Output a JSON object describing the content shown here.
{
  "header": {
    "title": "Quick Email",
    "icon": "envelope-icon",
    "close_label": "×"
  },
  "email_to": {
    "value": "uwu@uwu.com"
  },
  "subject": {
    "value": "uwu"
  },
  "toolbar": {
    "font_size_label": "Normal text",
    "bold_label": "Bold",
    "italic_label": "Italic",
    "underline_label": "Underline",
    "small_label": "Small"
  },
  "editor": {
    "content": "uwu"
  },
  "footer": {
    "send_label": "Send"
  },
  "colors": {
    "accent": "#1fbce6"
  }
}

- [Requirement] Print the listing above in its entirety, with every line exact.

- [Solved problem]
Output a JSON object describing the content shown here.
{
  "header": {
    "title": "Quick Email",
    "icon": "envelope-icon",
    "close_label": "×"
  },
  "email_to": {
    "value": "uwu@uwu.com"
  },
  "subject": {
    "value": "uwu"
  },
  "toolbar": {
    "font_size_label": "Normal text",
    "bold_label": "Bold",
    "italic_label": "Italic",
    "underline_label": "Underline",
    "small_label": "Small"
  },
  "editor": {
    "content": "uwu"
  },
  "footer": {
    "send_label": "Send"
  },
  "colors": {
    "accent": "#1fbce6"
  }
}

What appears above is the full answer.